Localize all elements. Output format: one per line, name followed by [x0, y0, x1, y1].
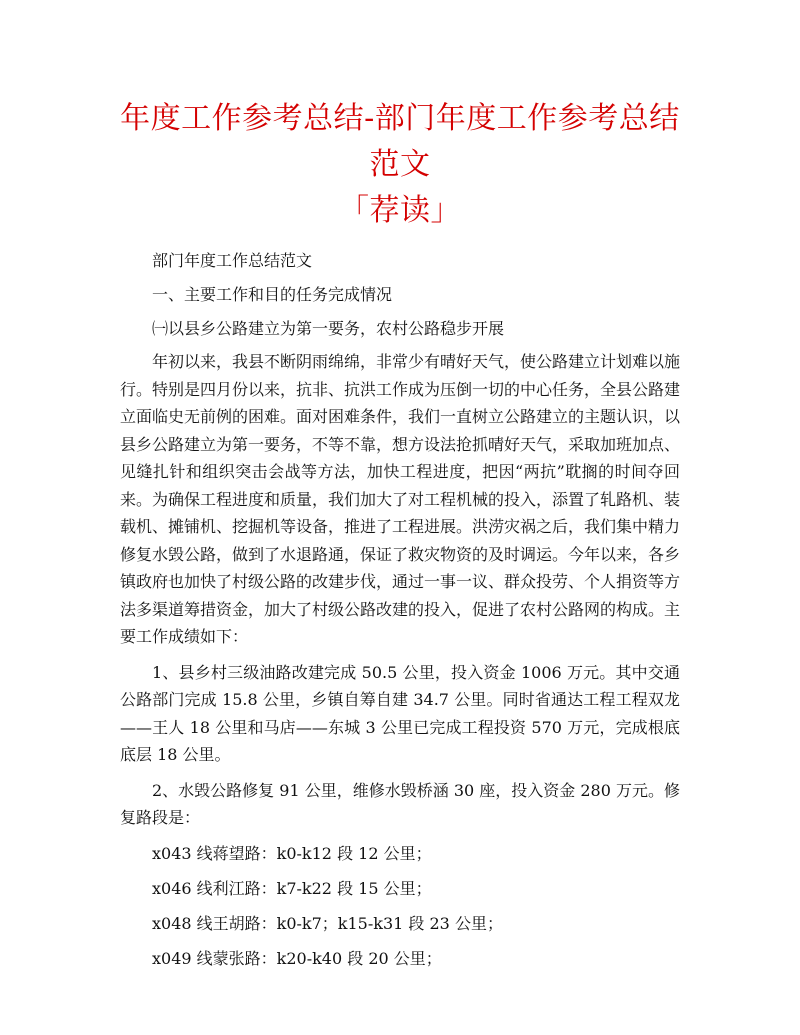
- body-paragraph-1: 年初以来，我县不断阴雨绵绵，非常少有晴好天气，使公路建立计划难以施行。特别是四月份以来，抗非、抗洪工作成为压倒一切的中心任务，全县公路建立面临史无前例的困难。面对困难条件，我们一直树立公路建立的主题认识，以县乡公路建立为第一要务，不等不靠，想方设法抢抓晴好天气，采取加班加点、见缝扎针和组织突击会战等方法，加快工程进度，把因“两抗”耽搁的时间夺回来。为确保工程进度和质量，我们加大了对工程机械的投入，添置了轧路机、装载机、摊铺机、挖掘机等设备，推进了工程进展。洪涝灾祸之后，我们集中精力修复水毁公路，做到了水退路通，保证了救灾物资的及时调运。今年以来，各乡镇政府也加快了村级公路的改建步伐，通过一事一议、群众投劳、个人捐资等方法多渠道筹措资金，加大了村级公路改建的投入，促进了农村公路网的构成。主要工作成绩如下：: [120, 352, 681, 646]
- road-item: x049 线蒙张路：k20-k40 段 20 公里；: [152, 948, 442, 968]
- section-heading: 一、主要工作和目的任务完成情况: [152, 285, 393, 304]
- body-paragraph-3: 2、水毁公路修复 91 公里，维修水毁桥涵 30 座，投入资金 280 万元。修复路段是：: [120, 780, 680, 827]
- road-list: [120, 840, 680, 972]
- road-item: x048 线王胡路：k0-k7；k15-k31 段 23 公里；: [152, 913, 503, 933]
- title-line-2: 「荐读」: [339, 193, 461, 228]
- document-title: [120, 96, 680, 234]
- subsection-heading: ㈠以县乡公路建立为第一要务，农村公路稳步开展: [152, 319, 505, 338]
- document-subtitle: 部门年度工作总结范文: [152, 251, 313, 270]
- body-paragraph-2: 1、县乡村三级油路改建完成 50.5 公里，投入资金 1006 万元。其中交通公路部门完成 15.8 公里，乡镇自筹自建 34.7 公里。同时省通达工程工程双龙——王人 18 公里和马店——东城 3 公里已完成工程投资 570 万元，完成根底底层 18 公里。: [120, 662, 680, 764]
- title-line-1: 年度工作参考总结-部门年度工作参考总结范文: [120, 101, 680, 182]
- road-item: x046 线利江路：k7-k22 段 15 公里；: [152, 878, 432, 898]
- document-page: [120, 96, 680, 980]
- road-item: x043 线蒋望路：k0-k12 段 12 公里；: [152, 843, 432, 863]
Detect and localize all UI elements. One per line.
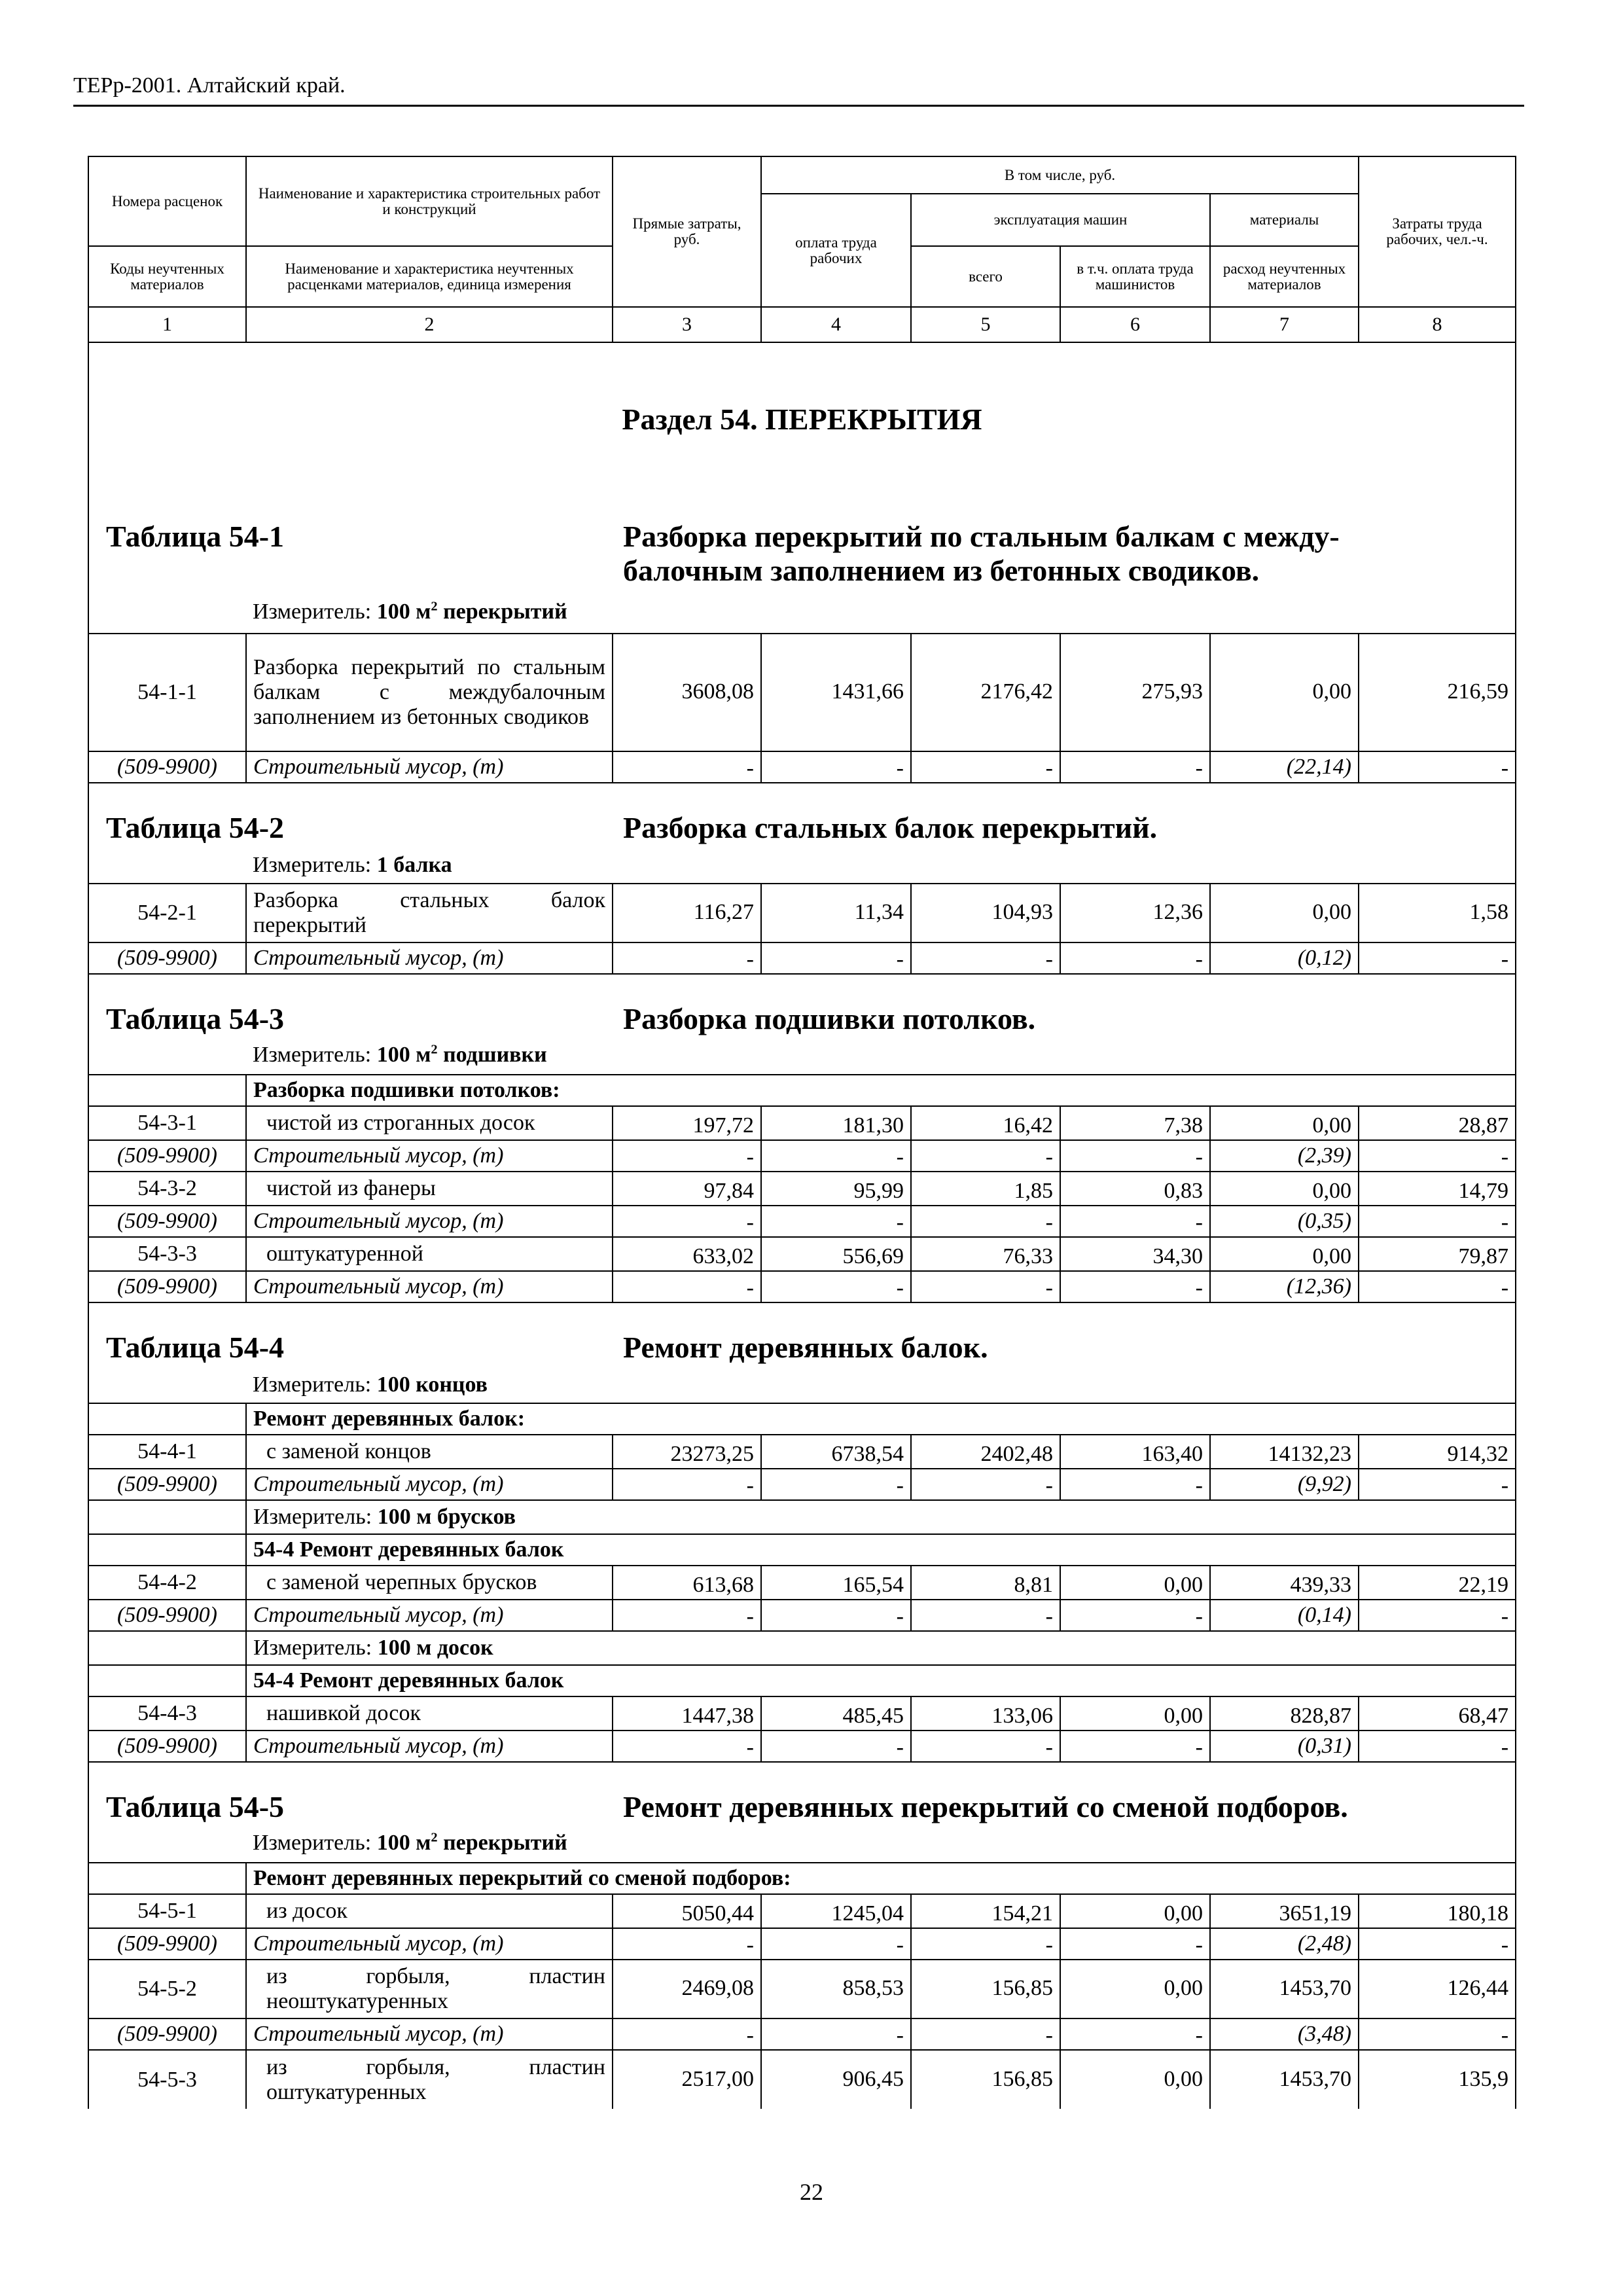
::::
> [AIM] Reproduce every line of the material above without changes, leaving out the pictures.

> [COMPLETE OUTPUT]
Localize all elements. Output format: one per line, name followed by [x0, y0, x1, y1].
- body-paragraph-1: 年初以来，我县不断阴雨绵绵，非常少有晴好天气，使公路建立计划难以施行。特别是四月份以来，抗非、抗洪工作成为压倒一切的中心任务，全县公路建立面临史无前例的困难。面对困难条件，我们一直树立公路建立的主题认识，以县乡公路建立为第一要务，不等不靠，想方设法抢抓晴好天气，采取加班加点、见缝扎针和组织突击会战等方法，加快工程进度，把因“两抗”耽搁的时间夺回来。为确保工程进度和质量，我们加大了对工程机械的投入，添置了轧路机、装载机、摊铺机、挖掘机等设备，推进了工程进展。洪涝灾祸之后，我们集中精力修复水毁公路，做到了水退路通，保证了救灾物资的及时调运。今年以来，各乡镇政府也加快了村级公路的改建步伐，通过一事一议、群众投劳、个人捐资等方法多渠道筹措资金，加大了村级公路改建的投入，促进了农村公路网的构成。主要工作成绩如下：: [120, 352, 681, 646]
- road-item: x049 线蒙张路：k20-k40 段 20 公里；: [152, 948, 442, 968]
- section-heading: 一、主要工作和目的任务完成情况: [152, 285, 393, 304]
- body-paragraph-3: 2、水毁公路修复 91 公里，维修水毁桥涵 30 座，投入资金 280 万元。修复路段是：: [120, 780, 680, 827]
- road-list: [120, 840, 680, 972]
- road-item: x048 线王胡路：k0-k7；k15-k31 段 23 公里；: [152, 913, 503, 933]
- title-line-2: 「荐读」: [339, 193, 461, 228]
- document-title: [120, 96, 680, 234]
- subsection-heading: ㈠以县乡公路建立为第一要务，农村公路稳步开展: [152, 319, 505, 338]
- document-subtitle: 部门年度工作总结范文: [152, 251, 313, 270]
- body-paragraph-2: 1、县乡村三级油路改建完成 50.5 公里，投入资金 1006 万元。其中交通公路部门完成 15.8 公里，乡镇自筹自建 34.7 公里。同时省通达工程工程双龙——王人 18 公里和马店——东城 3 公里已完成工程投资 570 万元，完成根底底层 18 公里。: [120, 662, 680, 764]
- title-line-1: 年度工作参考总结-部门年度工作参考总结范文: [120, 101, 680, 182]
- road-item: x046 线利江路：k7-k22 段 15 公里；: [152, 878, 432, 898]
- document-page: [120, 96, 680, 980]
- road-item: x043 线蒋望路：k0-k12 段 12 公里；: [152, 843, 432, 863]
Detect and localize all UI elements. One per line.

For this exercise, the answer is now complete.